# [SHORT EXERCISE]
Each entry below must be repeated word for word.

======== RECORD EXTRACTS ========

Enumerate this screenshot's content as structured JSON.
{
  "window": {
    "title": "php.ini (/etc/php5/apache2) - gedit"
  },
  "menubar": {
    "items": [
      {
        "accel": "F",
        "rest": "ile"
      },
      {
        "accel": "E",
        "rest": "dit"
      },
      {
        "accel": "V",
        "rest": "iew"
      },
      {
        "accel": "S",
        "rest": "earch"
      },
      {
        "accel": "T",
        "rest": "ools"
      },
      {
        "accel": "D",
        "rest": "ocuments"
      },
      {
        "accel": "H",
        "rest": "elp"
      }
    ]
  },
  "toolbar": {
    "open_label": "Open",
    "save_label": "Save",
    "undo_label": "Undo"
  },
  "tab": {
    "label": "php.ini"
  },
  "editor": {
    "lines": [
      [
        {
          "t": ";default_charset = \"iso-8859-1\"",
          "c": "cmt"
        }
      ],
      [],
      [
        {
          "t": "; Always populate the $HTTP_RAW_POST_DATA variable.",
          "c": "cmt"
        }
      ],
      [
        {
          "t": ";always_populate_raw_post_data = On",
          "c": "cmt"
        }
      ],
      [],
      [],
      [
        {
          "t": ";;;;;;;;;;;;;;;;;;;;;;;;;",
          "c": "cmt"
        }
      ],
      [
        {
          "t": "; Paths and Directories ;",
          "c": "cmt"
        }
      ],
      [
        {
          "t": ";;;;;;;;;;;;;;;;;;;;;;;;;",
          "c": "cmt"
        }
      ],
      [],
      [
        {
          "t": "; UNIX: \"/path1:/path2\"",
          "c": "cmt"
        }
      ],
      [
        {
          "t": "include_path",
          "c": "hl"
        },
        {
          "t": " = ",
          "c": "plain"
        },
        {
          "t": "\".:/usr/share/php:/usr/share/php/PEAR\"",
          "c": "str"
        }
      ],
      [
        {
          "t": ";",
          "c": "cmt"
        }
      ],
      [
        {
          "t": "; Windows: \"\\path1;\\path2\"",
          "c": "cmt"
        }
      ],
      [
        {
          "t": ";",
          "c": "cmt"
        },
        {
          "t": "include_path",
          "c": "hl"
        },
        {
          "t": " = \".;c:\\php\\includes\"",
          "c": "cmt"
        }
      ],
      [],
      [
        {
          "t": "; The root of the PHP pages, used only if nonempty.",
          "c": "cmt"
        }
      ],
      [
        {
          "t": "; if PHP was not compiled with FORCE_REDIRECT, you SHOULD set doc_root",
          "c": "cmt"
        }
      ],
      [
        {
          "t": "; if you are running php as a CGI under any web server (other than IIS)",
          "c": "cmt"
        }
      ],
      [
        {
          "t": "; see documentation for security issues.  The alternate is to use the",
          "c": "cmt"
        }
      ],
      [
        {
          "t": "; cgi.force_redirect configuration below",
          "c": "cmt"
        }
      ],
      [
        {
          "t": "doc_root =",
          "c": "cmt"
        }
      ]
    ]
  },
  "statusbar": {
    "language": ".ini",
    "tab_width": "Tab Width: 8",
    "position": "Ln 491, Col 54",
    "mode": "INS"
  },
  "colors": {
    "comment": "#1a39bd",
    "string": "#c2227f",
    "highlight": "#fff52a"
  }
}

========

# [TASK SOLUTION]
Enumerate this screenshot's content as structured JSON.
{
  "window": {
    "title": "php.ini (/etc/php5/apache2) - gedit"
  },
  "menubar": {
    "items": [
      {
        "accel": "F",
        "rest": "ile"
      },
      {
        "accel": "E",
        "rest": "dit"
      },
      {
        "accel": "V",
        "rest": "iew"
      },
      {
        "accel": "S",
        "rest": "earch"
      },
      {
        "accel": "T",
        "rest": "ools"
      },
      {
        "accel": "D",
        "rest": "ocuments"
      },
      {
        "accel": "H",
        "rest": "elp"
      }
    ]
  },
  "toolbar": {
    "open_label": "Open",
    "save_label": "Save",
    "undo_label": "Undo"
  },
  "tab": {
    "label": "php.ini"
  },
  "editor": {
    "lines": [
      [
        {
          "t": ";default_charset = \"iso-8859-1\"",
          "c": "cmt"
        }
      ],
      [],
      [
        {
          "t": "; Always populate the $HTTP_RAW_POST_DATA variable.",
          "c": "cmt"
        }
      ],
      [
        {
          "t": ";always_populate_raw_post_data = On",
          "c": "cmt"
        }
      ],
      [],
      [],
      [
        {
          "t": ";;;;;;;;;;;;;;;;;;;;;;;;;",
          "c": "cmt"
        }
      ],
      [
        {
          "t": "; Paths and Directories ;",
          "c": "cmt"
        }
      ],
      [
        {
          "t": ";;;;;;;;;;;;;;;;;;;;;;;;;",
          "c": "cmt"
        }
      ],
      [],
      [
        {
          "t": "; UNIX: \"/path1:/path2\"",
          "c": "cmt"
        }
      ],
      [
        {
          "t": "include_path",
          "c": "hl"
        },
        {
          "t": " = ",
          "c": "plain"
        },
        {
          "t": "\".:/usr/share/php:/usr/share/php/PEAR\"",
          "c": "str"
        }
      ],
      [
        {
          "t": ";",
          "c": "cmt"
        }
      ],
      [
        {
          "t": "; Windows: \"\\path1;\\path2\"",
          "c": "cmt"
        }
      ],
      [
        {
          "t": ";",
          "c": "cmt"
        },
        {
          "t": "include_path",
          "c": "hl"
        },
        {
          "t": " = \".;c:\\php\\includes\"",
          "c": "cmt"
        }
      ],
      [],
      [
        {
          "t": "; The root of the PHP pages, used only if nonempty.",
          "c": "cmt"
        }
      ],
      [
        {
          "t": "; if PHP was not compiled with FORCE_REDIRECT, you SHOULD set doc_root",
          "c": "cmt"
        }
      ],
      [
        {
          "t": "; if you are running php as a CGI under any web server (other than IIS)",
          "c": "cmt"
        }
      ],
      [
        {
          "t": "; see documentation for security issues.  The alternate is to use the",
          "c": "cmt"
        }
      ],
      [
        {
          "t": "; cgi.force_redirect configuration below",
          "c": "cmt"
        }
      ],
      [
        {
          "t": "doc_root =",
          "c": "cmt"
        }
      ]
    ]
  },
  "statusbar": {
    "language": ".ini",
    "tab_width": "Tab Width: 8",
    "position": "Ln 491, Col 54",
    "mode": "INS"
  },
  "colors": {
    "comment": "#1a39bd",
    "string": "#c2227f",
    "highlight": "#fff52a"
  }
}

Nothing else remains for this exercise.